→ **Required work**
Scan the data below. Pull out each line where "second" occurs.

→ **Material for this exercise**

▼

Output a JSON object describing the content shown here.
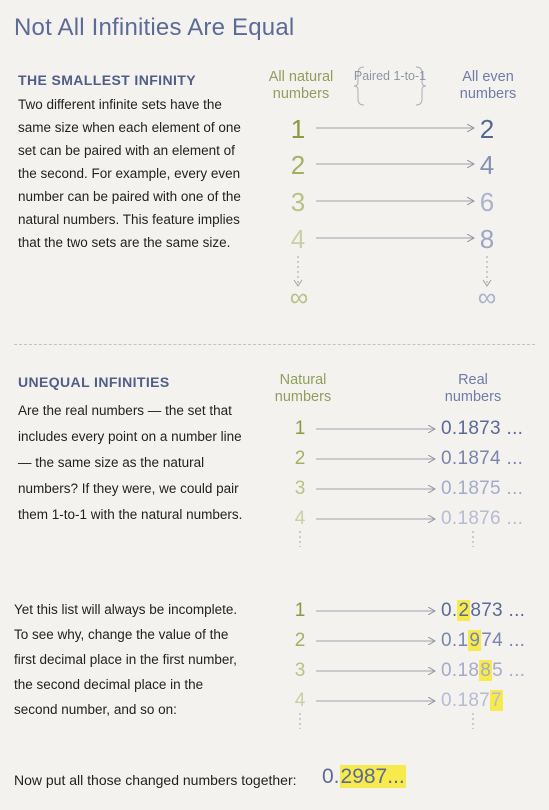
{
  "title": "Not All Infinities Are Equal",
  "section1": {
    "heading": "THE SMALLEST INFINITY",
    "paragraph": "Two different infinite sets have the same size when each element of one set can be paired with an element of the second. For example, every even number can be paired with one of the natural numbers. This feature implies that the two sets are the same size.",
    "left_header": "All natural numbers",
    "middle_label": "Paired 1-to-1",
    "right_header": "All even numbers",
    "naturals": [
      "1",
      "2",
      "3",
      "4"
    ],
    "evens": [
      "2",
      "4",
      "6",
      "8"
    ],
    "infinity": "∞"
  },
  "section2": {
    "heading": "UNEQUAL INFINITIES",
    "paragraph": "Are the real numbers — the set that includes every point on a number line — the same size as the natural numbers? If they were, we could pair them 1-to-1 with the natural numbers.",
    "left_header": "Natural numbers",
    "right_header": "Real numbers",
    "naturals": [
      "1",
      "2",
      "3",
      "4"
    ],
    "reals": [
      "0.1873 ...",
      "0.1874 ...",
      "0.1875 ...",
      "0.1876 ..."
    ]
  },
  "section3": {
    "paragraph": "Yet this list will always be incomplete. To see why, change the value of the first decimal place in the first number, the second decimal place in the second number, and so on:",
    "naturals": [
      "1",
      "2",
      "3",
      "4"
    ],
    "changed": [
      {
        "pre": "0.",
        "digit": "2",
        "post": "873 ..."
      },
      {
        "pre": "0.1",
        "digit": "9",
        "post": "74 ..."
      },
      {
        "pre": "0.18",
        "digit": "8",
        "post": "5 ..."
      },
      {
        "pre": "0.187",
        "digit": "7",
        "post": ""
      }
    ],
    "final_text": "Now put all those changed numbers together:",
    "final_pre": "0.",
    "final_highlight": "2987..."
  },
  "colors": {
    "title": "#5c6b96",
    "natural_green": "#8a9a3f",
    "real_blue": "#5b6996",
    "highlight": "#f6ea4d"
  }
}
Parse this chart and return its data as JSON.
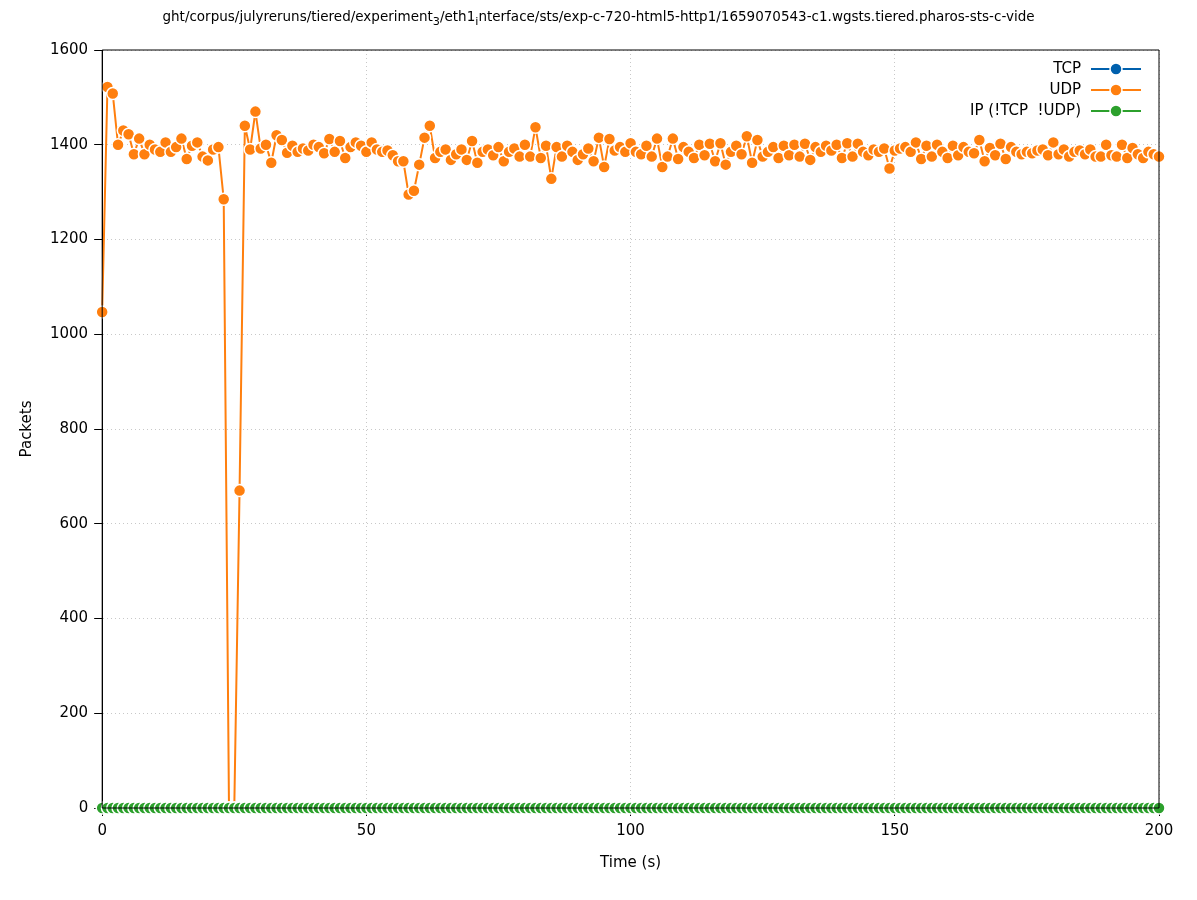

▲

→ **Completed task**
    "paragraph": "Two different infinite sets have the same size when each element of one set can be paired with an element of the second. For example, every even number can be paired with one of the natural numbers. This feature implies that the two sets are the same size.",
    "paragraph": "Yet this list will always be incomplete. To see why, change the value of the first decimal place in the first number, the second decimal place in the second number, and so on:",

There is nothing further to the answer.